■ Problem to work on
Retype everything in the listing, leaving each line exactly as it is.

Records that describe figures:
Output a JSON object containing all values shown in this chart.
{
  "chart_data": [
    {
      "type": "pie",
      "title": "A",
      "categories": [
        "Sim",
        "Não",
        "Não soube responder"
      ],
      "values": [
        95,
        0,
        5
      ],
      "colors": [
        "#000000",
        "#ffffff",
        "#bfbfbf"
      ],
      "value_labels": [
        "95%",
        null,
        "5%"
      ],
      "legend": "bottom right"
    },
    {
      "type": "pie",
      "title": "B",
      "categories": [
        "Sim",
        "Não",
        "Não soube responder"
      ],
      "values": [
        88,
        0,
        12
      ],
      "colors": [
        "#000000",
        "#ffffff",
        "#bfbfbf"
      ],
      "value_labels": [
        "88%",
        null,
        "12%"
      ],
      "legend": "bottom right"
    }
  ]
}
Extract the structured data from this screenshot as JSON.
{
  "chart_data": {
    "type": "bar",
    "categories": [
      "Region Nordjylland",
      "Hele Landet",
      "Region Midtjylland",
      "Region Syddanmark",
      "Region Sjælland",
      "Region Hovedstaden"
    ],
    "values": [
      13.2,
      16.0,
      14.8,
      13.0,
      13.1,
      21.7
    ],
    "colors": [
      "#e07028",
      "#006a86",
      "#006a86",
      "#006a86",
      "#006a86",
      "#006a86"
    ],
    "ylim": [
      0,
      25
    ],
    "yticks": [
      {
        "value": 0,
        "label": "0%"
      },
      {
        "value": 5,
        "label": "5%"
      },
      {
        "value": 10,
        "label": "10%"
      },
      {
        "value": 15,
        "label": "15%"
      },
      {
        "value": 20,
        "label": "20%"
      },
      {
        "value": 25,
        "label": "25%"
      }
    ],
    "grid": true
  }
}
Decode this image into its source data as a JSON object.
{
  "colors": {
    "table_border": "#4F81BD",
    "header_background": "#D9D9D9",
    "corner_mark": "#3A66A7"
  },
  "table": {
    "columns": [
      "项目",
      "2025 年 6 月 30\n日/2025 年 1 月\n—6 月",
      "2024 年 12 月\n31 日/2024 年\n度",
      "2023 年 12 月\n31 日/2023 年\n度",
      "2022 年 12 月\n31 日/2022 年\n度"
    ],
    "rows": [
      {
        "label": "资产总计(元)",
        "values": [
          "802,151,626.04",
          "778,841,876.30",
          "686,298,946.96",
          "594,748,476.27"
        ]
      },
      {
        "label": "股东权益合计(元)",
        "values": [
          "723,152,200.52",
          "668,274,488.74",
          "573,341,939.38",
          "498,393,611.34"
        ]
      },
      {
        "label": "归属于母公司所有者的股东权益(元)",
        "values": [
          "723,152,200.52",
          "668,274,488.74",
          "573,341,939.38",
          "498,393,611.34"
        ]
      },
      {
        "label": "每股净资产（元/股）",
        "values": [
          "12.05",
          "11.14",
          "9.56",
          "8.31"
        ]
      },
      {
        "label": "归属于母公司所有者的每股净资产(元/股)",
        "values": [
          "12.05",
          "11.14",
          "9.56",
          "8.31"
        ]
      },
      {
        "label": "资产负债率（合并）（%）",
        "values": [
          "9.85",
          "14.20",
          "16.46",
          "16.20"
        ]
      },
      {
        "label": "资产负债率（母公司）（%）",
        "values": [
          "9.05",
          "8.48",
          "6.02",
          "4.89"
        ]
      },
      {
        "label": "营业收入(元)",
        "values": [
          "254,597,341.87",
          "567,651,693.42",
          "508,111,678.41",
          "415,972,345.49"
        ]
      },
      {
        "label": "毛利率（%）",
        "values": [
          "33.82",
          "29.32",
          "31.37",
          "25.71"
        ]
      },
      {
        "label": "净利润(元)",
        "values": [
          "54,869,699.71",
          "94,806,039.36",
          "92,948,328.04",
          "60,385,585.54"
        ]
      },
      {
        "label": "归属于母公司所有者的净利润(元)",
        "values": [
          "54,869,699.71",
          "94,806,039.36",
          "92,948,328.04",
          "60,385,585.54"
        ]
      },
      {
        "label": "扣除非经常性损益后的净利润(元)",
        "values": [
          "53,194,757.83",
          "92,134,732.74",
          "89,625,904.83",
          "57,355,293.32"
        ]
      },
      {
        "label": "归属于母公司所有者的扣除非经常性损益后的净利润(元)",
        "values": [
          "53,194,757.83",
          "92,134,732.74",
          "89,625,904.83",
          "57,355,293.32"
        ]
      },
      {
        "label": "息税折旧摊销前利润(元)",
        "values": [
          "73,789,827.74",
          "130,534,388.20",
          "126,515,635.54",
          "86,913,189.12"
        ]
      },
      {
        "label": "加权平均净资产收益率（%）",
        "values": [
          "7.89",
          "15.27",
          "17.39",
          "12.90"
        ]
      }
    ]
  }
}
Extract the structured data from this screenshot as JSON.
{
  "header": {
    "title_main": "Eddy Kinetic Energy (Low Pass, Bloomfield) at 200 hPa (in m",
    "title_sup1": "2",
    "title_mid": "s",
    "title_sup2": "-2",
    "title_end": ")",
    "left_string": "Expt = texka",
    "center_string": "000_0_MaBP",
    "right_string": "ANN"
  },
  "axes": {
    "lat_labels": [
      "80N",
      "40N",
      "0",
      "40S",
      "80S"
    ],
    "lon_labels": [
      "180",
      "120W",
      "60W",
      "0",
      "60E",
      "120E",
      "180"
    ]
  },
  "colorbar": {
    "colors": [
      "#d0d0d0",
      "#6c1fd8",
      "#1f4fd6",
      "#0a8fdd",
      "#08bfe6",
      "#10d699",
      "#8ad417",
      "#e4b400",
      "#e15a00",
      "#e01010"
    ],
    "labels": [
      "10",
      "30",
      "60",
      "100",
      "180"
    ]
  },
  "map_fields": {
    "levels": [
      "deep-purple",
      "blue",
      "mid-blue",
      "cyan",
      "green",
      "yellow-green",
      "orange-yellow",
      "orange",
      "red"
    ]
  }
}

■ Written response
Output a JSON object containing all values shown in this chart.
{
  "chart_data": [
    {
      "type": "pie",
      "title": "A",
      "categories": [
        "Sim",
        "Não",
        "Não soube responder"
      ],
      "values": [
        95,
        0,
        5
      ],
      "colors": [
        "#000000",
        "#ffffff",
        "#bfbfbf"
      ],
      "value_labels": [
        "95%",
        null,
        "5%"
      ],
      "legend": "bottom right"
    },
    {
      "type": "pie",
      "title": "B",
      "categories": [
        "Sim",
        "Não",
        "Não soube responder"
      ],
      "values": [
        88,
        0,
        12
      ],
      "colors": [
        "#000000",
        "#ffffff",
        "#bfbfbf"
      ],
      "value_labels": [
        "88%",
        null,
        "12%"
      ],
      "legend": "bottom right"
    }
  ]
}
Extract the structured data from this screenshot as JSON.
{
  "chart_data": {
    "type": "bar",
    "categories": [
      "Region Nordjylland",
      "Hele Landet",
      "Region Midtjylland",
      "Region Syddanmark",
      "Region Sjælland",
      "Region Hovedstaden"
    ],
    "values": [
      13.2,
      16.0,
      14.8,
      13.0,
      13.1,
      21.7
    ],
    "colors": [
      "#e07028",
      "#006a86",
      "#006a86",
      "#006a86",
      "#006a86",
      "#006a86"
    ],
    "ylim": [
      0,
      25
    ],
    "yticks": [
      {
        "value": 0,
        "label": "0%"
      },
      {
        "value": 5,
        "label": "5%"
      },
      {
        "value": 10,
        "label": "10%"
      },
      {
        "value": 15,
        "label": "15%"
      },
      {
        "value": 20,
        "label": "20%"
      },
      {
        "value": 25,
        "label": "25%"
      }
    ],
    "grid": true
  }
}
Decode this image into its source data as a JSON object.
{
  "colors": {
    "table_border": "#4F81BD",
    "header_background": "#D9D9D9",
    "corner_mark": "#3A66A7"
  },
  "table": {
    "columns": [
      "项目",
      "2025 年 6 月 30\n日/2025 年 1 月\n—6 月",
      "2024 年 12 月\n31 日/2024 年\n度",
      "2023 年 12 月\n31 日/2023 年\n度",
      "2022 年 12 月\n31 日/2022 年\n度"
    ],
    "rows": [
      {
        "label": "资产总计(元)",
        "values": [
          "802,151,626.04",
          "778,841,876.30",
          "686,298,946.96",
          "594,748,476.27"
        ]
      },
      {
        "label": "股东权益合计(元)",
        "values": [
          "723,152,200.52",
          "668,274,488.74",
          "573,341,939.38",
          "498,393,611.34"
        ]
      },
      {
        "label": "归属于母公司所有者的股东权益(元)",
        "values": [
          "723,152,200.52",
          "668,274,488.74",
          "573,341,939.38",
          "498,393,611.34"
        ]
      },
      {
        "label": "每股净资产（元/股）",
        "values": [
          "12.05",
          "11.14",
          "9.56",
          "8.31"
        ]
      },
      {
        "label": "归属于母公司所有者的每股净资产(元/股)",
        "values": [
          "12.05",
          "11.14",
          "9.56",
          "8.31"
        ]
      },
      {
        "label": "资产负债率（合并）（%）",
        "values": [
          "9.85",
          "14.20",
          "16.46",
          "16.20"
        ]
      },
      {
        "label": "资产负债率（母公司）（%）",
        "values": [
          "9.05",
          "8.48",
          "6.02",
          "4.89"
        ]
      },
      {
        "label": "营业收入(元)",
        "values": [
          "254,597,341.87",
          "567,651,693.42",
          "508,111,678.41",
          "415,972,345.49"
        ]
      },
      {
        "label": "毛利率（%）",
        "values": [
          "33.82",
          "29.32",
          "31.37",
          "25.71"
        ]
      },
      {
        "label": "净利润(元)",
        "values": [
          "54,869,699.71",
          "94,806,039.36",
          "92,948,328.04",
          "60,385,585.54"
        ]
      },
      {
        "label": "归属于母公司所有者的净利润(元)",
        "values": [
          "54,869,699.71",
          "94,806,039.36",
          "92,948,328.04",
          "60,385,585.54"
        ]
      },
      {
        "label": "扣除非经常性损益后的净利润(元)",
        "values": [
          "53,194,757.83",
          "92,134,732.74",
          "89,625,904.83",
          "57,355,293.32"
        ]
      },
      {
        "label": "归属于母公司所有者的扣除非经常性损益后的净利润(元)",
        "values": [
          "53,194,757.83",
          "92,134,732.74",
          "89,625,904.83",
          "57,355,293.32"
        ]
      },
      {
        "label": "息税折旧摊销前利润(元)",
        "values": [
          "73,789,827.74",
          "130,534,388.20",
          "126,515,635.54",
          "86,913,189.12"
        ]
      },
      {
        "label": "加权平均净资产收益率（%）",
        "values": [
          "7.89",
          "15.27",
          "17.39",
          "12.90"
        ]
      }
    ]
  }
}
Extract the structured data from this screenshot as JSON.
{
  "header": {
    "title_main": "Eddy Kinetic Energy (Low Pass, Bloomfield) at 200 hPa (in m",
    "title_sup1": "2",
    "title_mid": "s",
    "title_sup2": "-2",
    "title_end": ")",
    "left_string": "Expt = texka",
    "center_string": "000_0_MaBP",
    "right_string": "ANN"
  },
  "axes": {
    "lat_labels": [
      "80N",
      "40N",
      "0",
      "40S",
      "80S"
    ],
    "lon_labels": [
      "180",
      "120W",
      "60W",
      "0",
      "60E",
      "120E",
      "180"
    ]
  },
  "colorbar": {
    "colors": [
      "#d0d0d0",
      "#6c1fd8",
      "#1f4fd6",
      "#0a8fdd",
      "#08bfe6",
      "#10d699",
      "#8ad417",
      "#e4b400",
      "#e15a00",
      "#e01010"
    ],
    "labels": [
      "10",
      "30",
      "60",
      "100",
      "180"
    ]
  },
  "map_fields": {
    "levels": [
      "deep-purple",
      "blue",
      "mid-blue",
      "cyan",
      "green",
      "yellow-green",
      "orange-yellow",
      "orange",
      "red"
    ]
  }
}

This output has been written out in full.